Among the lines of this listing, determine how many contain the string "utilisables". Answer with the number only.

* start *

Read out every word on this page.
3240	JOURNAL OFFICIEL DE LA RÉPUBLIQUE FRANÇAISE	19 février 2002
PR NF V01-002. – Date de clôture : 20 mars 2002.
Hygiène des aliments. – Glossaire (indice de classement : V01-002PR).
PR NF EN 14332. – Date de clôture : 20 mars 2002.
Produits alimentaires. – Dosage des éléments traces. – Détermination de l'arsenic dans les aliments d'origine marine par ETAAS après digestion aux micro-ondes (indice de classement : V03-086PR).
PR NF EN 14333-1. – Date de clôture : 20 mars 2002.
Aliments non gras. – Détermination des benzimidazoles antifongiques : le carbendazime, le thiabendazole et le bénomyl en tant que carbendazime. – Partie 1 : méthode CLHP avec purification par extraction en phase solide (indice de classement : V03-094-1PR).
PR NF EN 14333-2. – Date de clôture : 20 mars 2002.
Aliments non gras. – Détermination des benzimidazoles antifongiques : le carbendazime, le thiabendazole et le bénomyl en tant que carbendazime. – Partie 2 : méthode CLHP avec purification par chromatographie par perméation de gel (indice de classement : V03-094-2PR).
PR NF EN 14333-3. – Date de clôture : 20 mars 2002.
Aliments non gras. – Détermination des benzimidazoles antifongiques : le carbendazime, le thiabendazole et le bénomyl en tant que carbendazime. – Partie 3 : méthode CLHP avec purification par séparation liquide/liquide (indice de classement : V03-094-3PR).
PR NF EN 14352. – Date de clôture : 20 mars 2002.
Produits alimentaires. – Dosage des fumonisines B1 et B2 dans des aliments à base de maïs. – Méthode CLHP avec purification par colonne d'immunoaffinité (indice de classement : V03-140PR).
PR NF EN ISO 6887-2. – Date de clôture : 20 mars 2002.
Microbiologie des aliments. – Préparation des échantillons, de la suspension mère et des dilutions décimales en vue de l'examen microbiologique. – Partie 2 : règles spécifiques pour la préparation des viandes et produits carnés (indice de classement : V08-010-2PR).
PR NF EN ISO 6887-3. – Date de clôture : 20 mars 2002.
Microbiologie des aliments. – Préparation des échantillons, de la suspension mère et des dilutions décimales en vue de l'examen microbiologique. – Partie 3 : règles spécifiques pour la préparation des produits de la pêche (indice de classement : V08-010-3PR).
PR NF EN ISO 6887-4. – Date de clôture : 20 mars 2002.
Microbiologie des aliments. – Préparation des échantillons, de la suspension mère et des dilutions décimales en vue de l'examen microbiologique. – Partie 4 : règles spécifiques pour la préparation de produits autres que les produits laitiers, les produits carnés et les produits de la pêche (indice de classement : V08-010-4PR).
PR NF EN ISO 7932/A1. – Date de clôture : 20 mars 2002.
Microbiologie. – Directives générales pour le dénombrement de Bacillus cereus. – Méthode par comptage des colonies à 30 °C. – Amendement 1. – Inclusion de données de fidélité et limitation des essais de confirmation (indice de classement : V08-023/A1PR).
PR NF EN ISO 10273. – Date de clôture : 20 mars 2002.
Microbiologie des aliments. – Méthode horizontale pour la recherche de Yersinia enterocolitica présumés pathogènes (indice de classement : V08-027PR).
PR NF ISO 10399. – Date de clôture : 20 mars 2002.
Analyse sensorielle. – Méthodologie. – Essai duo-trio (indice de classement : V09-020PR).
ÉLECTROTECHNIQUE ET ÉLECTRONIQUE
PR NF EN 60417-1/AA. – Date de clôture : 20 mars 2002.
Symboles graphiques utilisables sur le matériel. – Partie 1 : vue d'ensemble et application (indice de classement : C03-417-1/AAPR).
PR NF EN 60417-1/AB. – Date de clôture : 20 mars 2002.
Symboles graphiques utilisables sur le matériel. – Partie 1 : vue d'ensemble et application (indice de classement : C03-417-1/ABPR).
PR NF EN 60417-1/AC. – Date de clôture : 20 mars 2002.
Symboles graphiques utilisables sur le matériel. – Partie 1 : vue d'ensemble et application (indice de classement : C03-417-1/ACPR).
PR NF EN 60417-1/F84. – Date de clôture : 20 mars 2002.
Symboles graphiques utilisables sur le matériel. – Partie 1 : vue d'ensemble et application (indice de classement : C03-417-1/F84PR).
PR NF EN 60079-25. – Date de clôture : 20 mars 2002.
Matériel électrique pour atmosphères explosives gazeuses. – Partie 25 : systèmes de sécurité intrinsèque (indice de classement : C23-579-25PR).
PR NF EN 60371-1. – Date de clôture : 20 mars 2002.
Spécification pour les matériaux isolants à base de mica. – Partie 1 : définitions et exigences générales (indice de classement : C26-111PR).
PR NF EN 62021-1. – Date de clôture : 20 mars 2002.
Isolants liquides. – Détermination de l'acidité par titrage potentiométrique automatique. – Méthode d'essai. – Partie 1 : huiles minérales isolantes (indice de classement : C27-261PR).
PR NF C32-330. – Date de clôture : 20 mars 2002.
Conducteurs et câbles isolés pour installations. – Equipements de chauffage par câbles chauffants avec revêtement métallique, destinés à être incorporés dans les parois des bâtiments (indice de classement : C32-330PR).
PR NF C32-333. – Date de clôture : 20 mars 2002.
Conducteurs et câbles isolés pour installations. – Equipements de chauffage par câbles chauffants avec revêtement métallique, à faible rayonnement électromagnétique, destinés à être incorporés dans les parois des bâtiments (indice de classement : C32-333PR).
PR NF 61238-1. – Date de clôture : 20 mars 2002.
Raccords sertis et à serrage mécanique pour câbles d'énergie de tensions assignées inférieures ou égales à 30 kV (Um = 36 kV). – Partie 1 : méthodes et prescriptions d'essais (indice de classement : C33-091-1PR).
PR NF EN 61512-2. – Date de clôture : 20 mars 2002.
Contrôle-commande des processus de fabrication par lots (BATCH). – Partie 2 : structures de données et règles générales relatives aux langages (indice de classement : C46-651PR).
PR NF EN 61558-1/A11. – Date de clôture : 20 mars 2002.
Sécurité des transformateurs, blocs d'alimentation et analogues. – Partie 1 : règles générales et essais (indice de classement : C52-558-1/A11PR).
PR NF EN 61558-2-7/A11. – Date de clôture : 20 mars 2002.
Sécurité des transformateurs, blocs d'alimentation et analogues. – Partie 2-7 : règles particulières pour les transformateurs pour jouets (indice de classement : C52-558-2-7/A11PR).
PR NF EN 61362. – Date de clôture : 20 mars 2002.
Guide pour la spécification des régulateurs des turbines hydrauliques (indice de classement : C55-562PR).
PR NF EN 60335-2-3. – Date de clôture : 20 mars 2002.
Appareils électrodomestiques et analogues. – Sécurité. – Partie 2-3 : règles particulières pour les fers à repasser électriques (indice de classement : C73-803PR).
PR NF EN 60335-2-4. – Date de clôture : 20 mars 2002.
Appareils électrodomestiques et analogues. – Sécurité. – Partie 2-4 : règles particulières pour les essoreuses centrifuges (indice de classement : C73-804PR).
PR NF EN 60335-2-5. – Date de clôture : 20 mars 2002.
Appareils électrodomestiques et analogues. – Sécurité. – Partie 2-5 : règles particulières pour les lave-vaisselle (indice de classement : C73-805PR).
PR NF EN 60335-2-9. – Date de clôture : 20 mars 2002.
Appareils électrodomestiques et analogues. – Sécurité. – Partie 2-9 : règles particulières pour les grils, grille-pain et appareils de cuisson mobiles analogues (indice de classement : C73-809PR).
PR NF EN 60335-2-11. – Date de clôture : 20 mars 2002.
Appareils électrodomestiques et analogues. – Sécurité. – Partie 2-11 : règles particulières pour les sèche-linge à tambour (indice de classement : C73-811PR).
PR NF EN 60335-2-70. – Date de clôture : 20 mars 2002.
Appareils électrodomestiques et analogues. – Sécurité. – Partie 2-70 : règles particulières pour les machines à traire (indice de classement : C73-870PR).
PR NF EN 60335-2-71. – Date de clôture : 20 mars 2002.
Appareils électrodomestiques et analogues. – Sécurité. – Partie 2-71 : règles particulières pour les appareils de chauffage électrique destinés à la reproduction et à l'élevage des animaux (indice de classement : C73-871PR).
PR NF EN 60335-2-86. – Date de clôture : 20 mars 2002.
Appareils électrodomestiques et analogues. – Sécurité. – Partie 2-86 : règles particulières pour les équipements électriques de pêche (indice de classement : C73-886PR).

* end *

▶ _RESULT FOR THIS EXERCISE_: 4